_Raw records_
#####

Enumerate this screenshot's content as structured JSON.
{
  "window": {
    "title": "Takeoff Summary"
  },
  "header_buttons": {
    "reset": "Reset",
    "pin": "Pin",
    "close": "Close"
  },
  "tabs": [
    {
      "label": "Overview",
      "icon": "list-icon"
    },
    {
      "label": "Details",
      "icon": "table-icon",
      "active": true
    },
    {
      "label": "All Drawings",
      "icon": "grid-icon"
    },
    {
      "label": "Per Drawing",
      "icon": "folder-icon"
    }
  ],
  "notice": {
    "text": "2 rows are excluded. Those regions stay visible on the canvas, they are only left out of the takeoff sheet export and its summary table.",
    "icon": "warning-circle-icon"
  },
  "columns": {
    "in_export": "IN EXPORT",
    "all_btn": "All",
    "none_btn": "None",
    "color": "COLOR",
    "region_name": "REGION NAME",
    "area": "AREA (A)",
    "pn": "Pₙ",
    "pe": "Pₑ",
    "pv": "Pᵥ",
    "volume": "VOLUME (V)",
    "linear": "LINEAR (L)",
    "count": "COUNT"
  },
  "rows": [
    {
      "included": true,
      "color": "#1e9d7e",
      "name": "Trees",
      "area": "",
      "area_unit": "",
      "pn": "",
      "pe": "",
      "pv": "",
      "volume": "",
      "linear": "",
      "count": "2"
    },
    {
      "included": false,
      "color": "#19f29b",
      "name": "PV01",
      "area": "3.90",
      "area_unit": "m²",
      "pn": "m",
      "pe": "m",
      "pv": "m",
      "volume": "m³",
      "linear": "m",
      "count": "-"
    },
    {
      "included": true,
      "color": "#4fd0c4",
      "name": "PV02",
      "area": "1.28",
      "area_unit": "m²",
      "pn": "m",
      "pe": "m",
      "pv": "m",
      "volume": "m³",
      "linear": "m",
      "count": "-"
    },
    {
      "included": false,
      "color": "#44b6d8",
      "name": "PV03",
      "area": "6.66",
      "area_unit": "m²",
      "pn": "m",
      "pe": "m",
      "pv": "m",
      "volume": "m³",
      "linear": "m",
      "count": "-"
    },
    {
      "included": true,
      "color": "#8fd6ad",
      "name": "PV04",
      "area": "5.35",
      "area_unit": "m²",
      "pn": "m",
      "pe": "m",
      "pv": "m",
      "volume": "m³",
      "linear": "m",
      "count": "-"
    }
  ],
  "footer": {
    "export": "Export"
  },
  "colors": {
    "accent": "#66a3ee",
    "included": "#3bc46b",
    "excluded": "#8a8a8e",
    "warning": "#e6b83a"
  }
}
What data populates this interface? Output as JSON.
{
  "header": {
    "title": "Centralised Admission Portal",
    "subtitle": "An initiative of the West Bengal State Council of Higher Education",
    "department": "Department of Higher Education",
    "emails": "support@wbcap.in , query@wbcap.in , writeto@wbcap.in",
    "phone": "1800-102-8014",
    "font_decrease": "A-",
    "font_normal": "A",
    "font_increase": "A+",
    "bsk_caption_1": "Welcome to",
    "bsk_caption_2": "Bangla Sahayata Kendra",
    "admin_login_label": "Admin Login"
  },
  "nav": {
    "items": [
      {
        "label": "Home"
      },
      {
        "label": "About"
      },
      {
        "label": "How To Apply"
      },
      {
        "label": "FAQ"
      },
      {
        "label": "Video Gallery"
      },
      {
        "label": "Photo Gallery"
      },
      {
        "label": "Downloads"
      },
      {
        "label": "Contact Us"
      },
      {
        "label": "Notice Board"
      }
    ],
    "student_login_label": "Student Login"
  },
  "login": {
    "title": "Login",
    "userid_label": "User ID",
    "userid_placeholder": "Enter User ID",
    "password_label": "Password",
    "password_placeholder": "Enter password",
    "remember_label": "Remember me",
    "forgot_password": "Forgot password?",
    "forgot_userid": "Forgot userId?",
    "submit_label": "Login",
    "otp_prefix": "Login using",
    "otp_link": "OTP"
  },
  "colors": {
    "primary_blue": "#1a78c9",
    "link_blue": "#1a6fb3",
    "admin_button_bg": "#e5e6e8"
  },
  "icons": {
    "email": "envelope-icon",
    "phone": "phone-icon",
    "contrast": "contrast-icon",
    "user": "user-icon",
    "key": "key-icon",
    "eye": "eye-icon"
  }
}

#####

_What this task involves_
Copy each record from above without leaving any out.

_Output of the exercise_
Enumerate this screenshot's content as structured JSON.
{
  "window": {
    "title": "Takeoff Summary"
  },
  "header_buttons": {
    "reset": "Reset",
    "pin": "Pin",
    "close": "Close"
  },
  "tabs": [
    {
      "label": "Overview",
      "icon": "list-icon"
    },
    {
      "label": "Details",
      "icon": "table-icon",
      "active": true
    },
    {
      "label": "All Drawings",
      "icon": "grid-icon"
    },
    {
      "label": "Per Drawing",
      "icon": "folder-icon"
    }
  ],
  "notice": {
    "text": "2 rows are excluded. Those regions stay visible on the canvas, they are only left out of the takeoff sheet export and its summary table.",
    "icon": "warning-circle-icon"
  },
  "columns": {
    "in_export": "IN EXPORT",
    "all_btn": "All",
    "none_btn": "None",
    "color": "COLOR",
    "region_name": "REGION NAME",
    "area": "AREA (A)",
    "pn": "Pₙ",
    "pe": "Pₑ",
    "pv": "Pᵥ",
    "volume": "VOLUME (V)",
    "linear": "LINEAR (L)",
    "count": "COUNT"
  },
  "rows": [
    {
      "included": true,
      "color": "#1e9d7e",
      "name": "Trees",
      "area": "",
      "area_unit": "",
      "pn": "",
      "pe": "",
      "pv": "",
      "volume": "",
      "linear": "",
      "count": "2"
    },
    {
      "included": false,
      "color": "#19f29b",
      "name": "PV01",
      "area": "3.90",
      "area_unit": "m²",
      "pn": "m",
      "pe": "m",
      "pv": "m",
      "volume": "m³",
      "linear": "m",
      "count": "-"
    },
    {
      "included": true,
      "color": "#4fd0c4",
      "name": "PV02",
      "area": "1.28",
      "area_unit": "m²",
      "pn": "m",
      "pe": "m",
      "pv": "m",
      "volume": "m³",
      "linear": "m",
      "count": "-"
    },
    {
      "included": false,
      "color": "#44b6d8",
      "name": "PV03",
      "area": "6.66",
      "area_unit": "m²",
      "pn": "m",
      "pe": "m",
      "pv": "m",
      "volume": "m³",
      "linear": "m",
      "count": "-"
    },
    {
      "included": true,
      "color": "#8fd6ad",
      "name": "PV04",
      "area": "5.35",
      "area_unit": "m²",
      "pn": "m",
      "pe": "m",
      "pv": "m",
      "volume": "m³",
      "linear": "m",
      "count": "-"
    }
  ],
  "footer": {
    "export": "Export"
  },
  "colors": {
    "accent": "#66a3ee",
    "included": "#3bc46b",
    "excluded": "#8a8a8e",
    "warning": "#e6b83a"
  }
}
What data populates this interface? Output as JSON.
{
  "header": {
    "title": "Centralised Admission Portal",
    "subtitle": "An initiative of the West Bengal State Council of Higher Education",
    "department": "Department of Higher Education",
    "emails": "support@wbcap.in , query@wbcap.in , writeto@wbcap.in",
    "phone": "1800-102-8014",
    "font_decrease": "A-",
    "font_normal": "A",
    "font_increase": "A+",
    "bsk_caption_1": "Welcome to",
    "bsk_caption_2": "Bangla Sahayata Kendra",
    "admin_login_label": "Admin Login"
  },
  "nav": {
    "items": [
      {
        "label": "Home"
      },
      {
        "label": "About"
      },
      {
        "label": "How To Apply"
      },
      {
        "label": "FAQ"
      },
      {
        "label": "Video Gallery"
      },
      {
        "label": "Photo Gallery"
      },
      {
        "label": "Downloads"
      },
      {
        "label": "Contact Us"
      },
      {
        "label": "Notice Board"
      }
    ],
    "student_login_label": "Student Login"
  },
  "login": {
    "title": "Login",
    "userid_label": "User ID",
    "userid_placeholder": "Enter User ID",
    "password_label": "Password",
    "password_placeholder": "Enter password",
    "remember_label": "Remember me",
    "forgot_password": "Forgot password?",
    "forgot_userid": "Forgot userId?",
    "submit_label": "Login",
    "otp_prefix": "Login using",
    "otp_link": "OTP"
  },
  "colors": {
    "primary_blue": "#1a78c9",
    "link_blue": "#1a6fb3",
    "admin_button_bg": "#e5e6e8"
  },
  "icons": {
    "email": "envelope-icon",
    "phone": "phone-icon",
    "contrast": "contrast-icon",
    "user": "user-icon",
    "key": "key-icon",
    "eye": "eye-icon"
  }
}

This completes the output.